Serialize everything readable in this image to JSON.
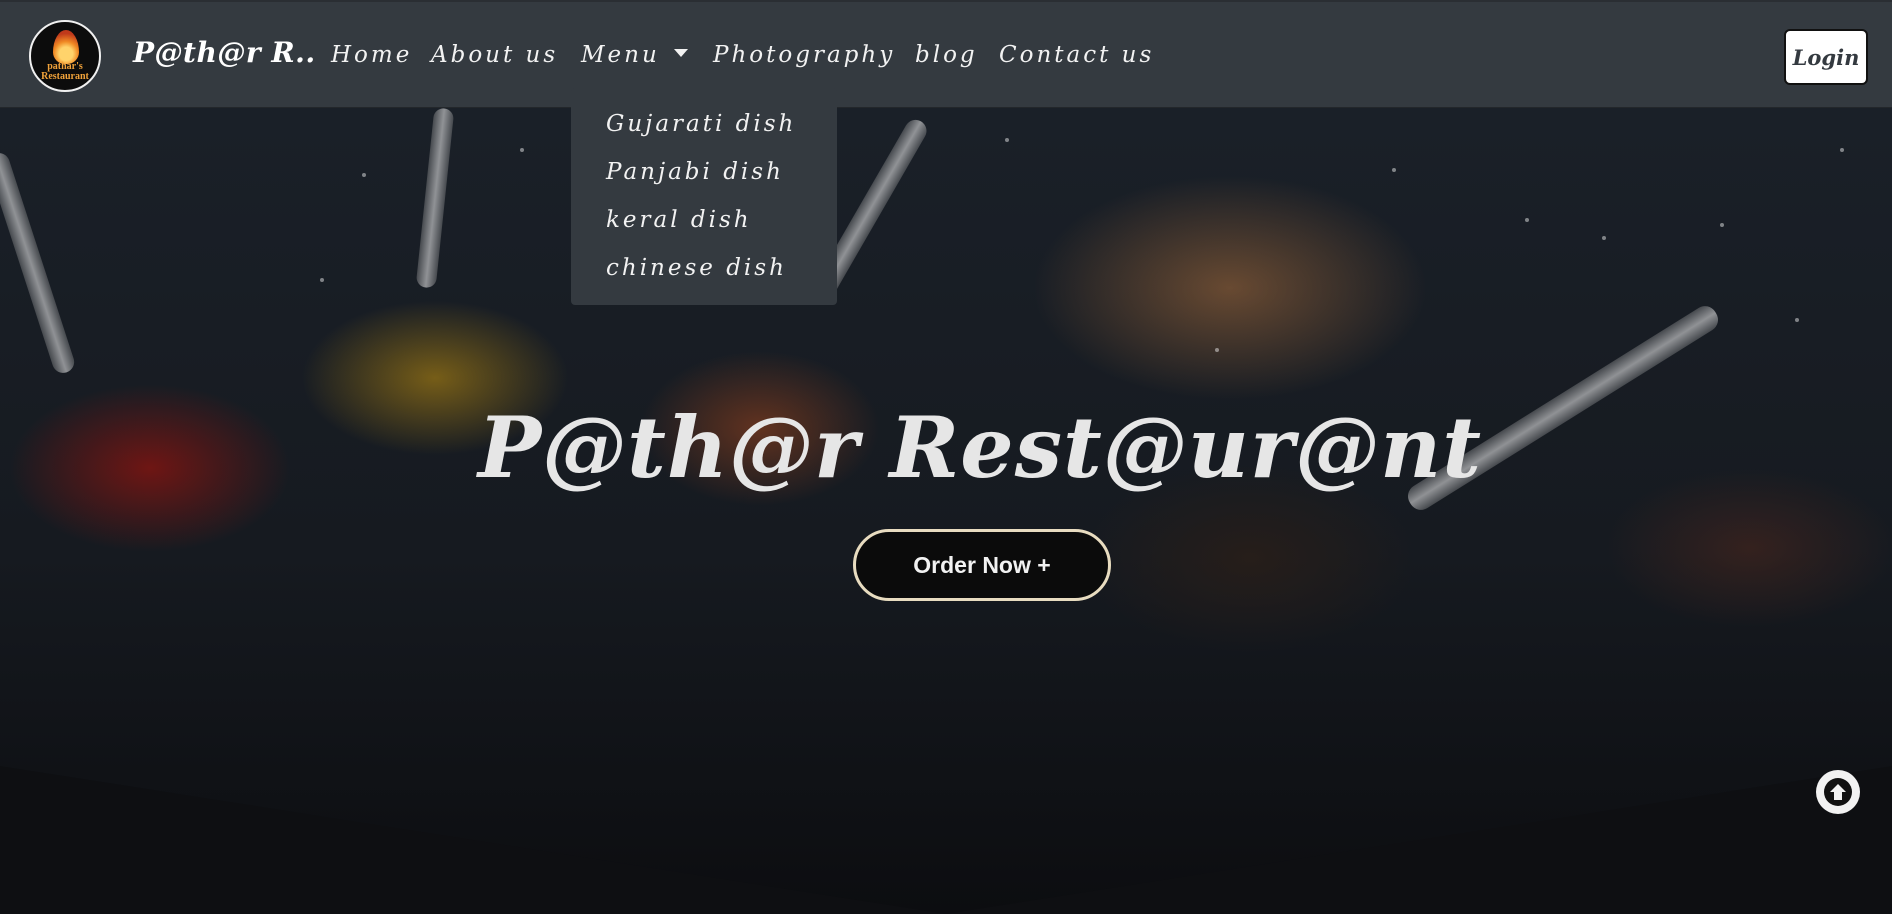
{
  "brand": {
    "logo_text": "pathar's Restaurant",
    "name": "P@th@r R.."
  },
  "nav": {
    "items": [
      "Home",
      "About us",
      "Menu",
      "Photography",
      "blog",
      "Contact us"
    ],
    "login_label": "Login"
  },
  "dropdown": {
    "items": [
      "Gujarati dish",
      "Panjabi dish",
      "keral dish",
      "chinese dish"
    ]
  },
  "hero": {
    "title": "P@th@r Rest@ur@nt",
    "order_button": "Order Now +"
  },
  "colors": {
    "navbar": "#343a40",
    "dropdown": "#343a40",
    "order_button_border": "#e8dcc0"
  },
  "icons": {
    "menu_toggle": "caret-down-icon",
    "scroll_top": "arrow-up-circle-icon"
  }
}
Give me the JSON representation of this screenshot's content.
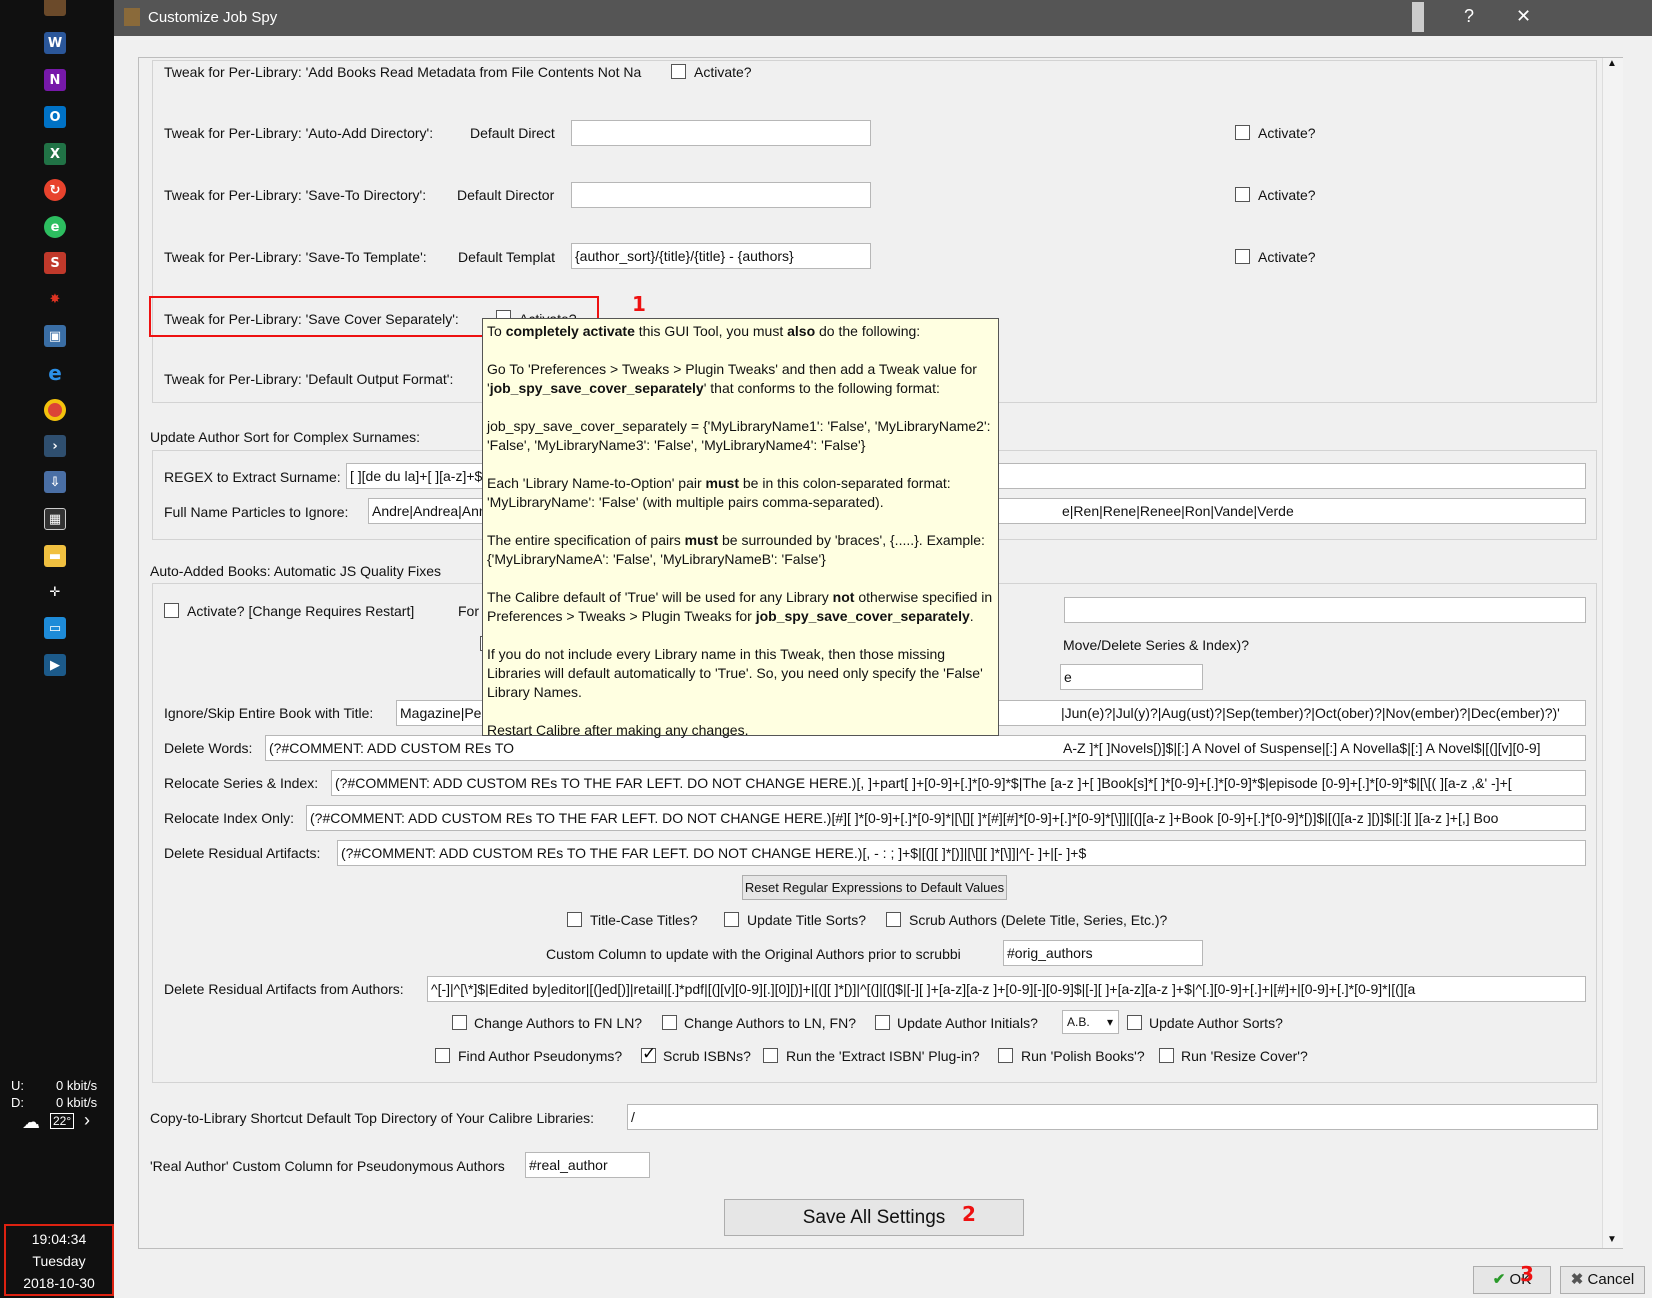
{
  "taskbar": {
    "upload_label": "U:",
    "upload_value": "0 kbit/s",
    "download_label": "D:",
    "download_value": "0 kbit/s",
    "temp": "22°",
    "clock_time": "19:04:34",
    "clock_day": "Tuesday",
    "clock_date": "2018-10-30"
  },
  "window": {
    "title": "Customize Job Spy",
    "help": "?",
    "close": "✕"
  },
  "tweaks": {
    "add_books_label": "Tweak for Per-Library: 'Add Books Read Metadata from File Contents Not Na",
    "activate": "Activate?",
    "auto_add_label": "Tweak for Per-Library: 'Auto-Add Directory':",
    "auto_add_default": "Default Direct",
    "save_to_dir_label": "Tweak for Per-Library: 'Save-To Directory':",
    "save_to_dir_default": "Default Director",
    "save_to_template_label": "Tweak for Per-Library: 'Save-To Template':",
    "save_to_template_default": "Default Templat",
    "save_to_template_value": "{author_sort}/{title}/{title} - {authors}",
    "save_cover_label": "Tweak for Per-Library: 'Save Cover Separately':",
    "default_output_label": "Tweak for Per-Library: 'Default Output Format':"
  },
  "author_sort": {
    "heading": "Update Author Sort for Complex Surnames:",
    "regex_label": "REGEX to Extract Surname:",
    "regex_value": "[ ][de du la]+[ ][a-z]+$|[",
    "particles_label": "Full Name Particles to Ignore:",
    "particles_value_left": "Andre|Andrea|Ann|Ar",
    "particles_value_right": "e|Ren|Rene|Renee|Ron|Vande|Verde"
  },
  "quality": {
    "heading": "Auto-Added Books: Automatic JS Quality Fixes",
    "activate_restart": "Activate?  [Change Requires Restart]",
    "for_libra": "For Libra",
    "move_delete": "Move/Delete Series & Index)?",
    "field_e": "e",
    "ignore_label": "Ignore/Skip Entire Book with Title:",
    "ignore_value_left": "Magazine|Period",
    "ignore_value_right": "|Jun(e)?|Jul(y)?|Aug(ust)?|Sep(tember)?|Oct(ober)?|Nov(ember)?|Dec(ember)?)'",
    "delete_words_label": "Delete Words:",
    "delete_words_left": "(?#COMMENT: ADD CUSTOM REs TO",
    "delete_words_right": "A-Z ]*[ ]Novels[)]$|[:] A Novel of Suspense|[:] A Novella$|[:] A Novel$|[(][v][0-9]",
    "relocate_series_label": "Relocate Series & Index:",
    "relocate_series_value": "(?#COMMENT: ADD CUSTOM REs TO THE FAR LEFT. DO NOT CHANGE HERE.)[, ]+part[ ]+[0-9]+[.]*[0-9]*$|The [a-z ]+[ ]Book[s]*[ ]*[0-9]+[.]*[0-9]*$|episode [0-9]+[.]*[0-9]*$|[\\[( ][a-z ,&' -]+[",
    "relocate_index_label": "Relocate Index Only:",
    "relocate_index_value": "(?#COMMENT: ADD CUSTOM REs TO THE FAR LEFT. DO NOT CHANGE HERE.)[#][ ]*[0-9]+[.]*[0-9]*|[\\[][ ]*[#][#]*[0-9]+[.]*[0-9]*[\\]]|[(][a-z ]+Book [0-9]+[.]*[0-9]*[)]$|[(][a-z ][)]$|[:][ ][a-z ]+[,] Boo",
    "delete_residual_label": "Delete Residual Artifacts:",
    "delete_residual_value": "(?#COMMENT: ADD CUSTOM REs TO THE FAR LEFT. DO NOT CHANGE HERE.)[, - : ; ]+$|[(][ ]*[)]|[\\[][ ]*[\\]]|^[- ]+|[- ]+$",
    "reset_button": "Reset Regular Expressions to Default Values",
    "title_case": "Title-Case Titles?",
    "update_title_sorts": "Update Title Sorts?",
    "scrub_authors": "Scrub Authors (Delete Title, Series, Etc.)?",
    "custom_col_label": "Custom Column to update with the Original Authors prior to scrubbi",
    "custom_col_value": "#orig_authors",
    "delete_residual_authors_label": "Delete Residual Artifacts from Authors:",
    "delete_residual_authors_value": "^[-]|^[\\*]$|Edited by|editor|[(]ed[)]|retail|[.]*pdf|[(][v][0-9][.][0][)]+|[(][ ]*[)]|^[(]|[(]$|[-][ ]+[a-z][a-z ]+[0-9][-][0-9]$|[-][ ]+[a-z][a-z ]+$|^[.][0-9]+[.]+|[#]+|[0-9]+[.]*[0-9]*|[(][a",
    "change_fn_ln": "Change Authors to FN LN?",
    "change_ln_fn": "Change Authors to LN, FN?",
    "update_initials": "Update Author Initials?",
    "initials_combo": "A.B.",
    "update_author_sorts": "Update Author Sorts?",
    "find_pseudonyms": "Find Author Pseudonyms?",
    "scrub_isbns": "Scrub ISBNs?",
    "run_extract_isbn": "Run the 'Extract ISBN' Plug-in?",
    "run_polish": "Run 'Polish Books'?",
    "run_resize": "Run 'Resize Cover'?"
  },
  "copy_to_library": {
    "label": "Copy-to-Library Shortcut Default Top Directory of Your Calibre Libraries:",
    "value": "/"
  },
  "real_author": {
    "label": "'Real Author' Custom Column for Pseudonymous Authors",
    "value": "#real_author"
  },
  "save_all": "Save All Settings",
  "ok": "OK",
  "cancel": "Cancel",
  "annotations": {
    "one": "1",
    "two": "2",
    "three": "3"
  },
  "tooltip": {
    "p1_a": "To ",
    "p1_b": "completely activate",
    "p1_c": " this GUI Tool, you must ",
    "p1_d": "also",
    "p1_e": " do the following:",
    "p2_a": "Go To 'Preferences > Tweaks > Plugin Tweaks' and then add a Tweak value for '",
    "p2_b": "job_spy_save_cover_separately",
    "p2_c": "' that conforms to the following format:",
    "p3": "job_spy_save_cover_separately = {'MyLibraryName1': 'False', 'MyLibraryName2': 'False', 'MyLibraryName3': 'False', 'MyLibraryName4': 'False'}",
    "p4_a": "Each 'Library Name-to-Option' pair ",
    "p4_b": "must",
    "p4_c": " be in this colon-separated format: 'MyLibraryName': 'False' (with multiple pairs comma-separated).",
    "p5_a": "The entire specification of pairs ",
    "p5_b": "must",
    "p5_c": " be surrounded by 'braces', {.....}. Example: {'MyLibraryNameA': 'False', 'MyLibraryNameB': 'False'}",
    "p6_a": "The Calibre default of 'True' will be used for any Library ",
    "p6_b": "not",
    "p6_c": " otherwise specified in Preferences > Tweaks > Plugin Tweaks for ",
    "p6_d": "job_spy_save_cover_separately",
    "p6_e": ".",
    "p7": "If you do not include every Library name in this Tweak, then those missing Libraries will default automatically to 'True'. So, you need only specify the 'False' Library Names.",
    "p8": "Restart Calibre after making any changes."
  },
  "colors": {
    "annotation": "#ee1111",
    "tooltip_bg": "#ffffe1",
    "titlebar": "#555555"
  }
}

▬▬▬▬▬▬

Check each line in the records for the word "COMMENT" and say how many have it, with nothing else.

Task response:
4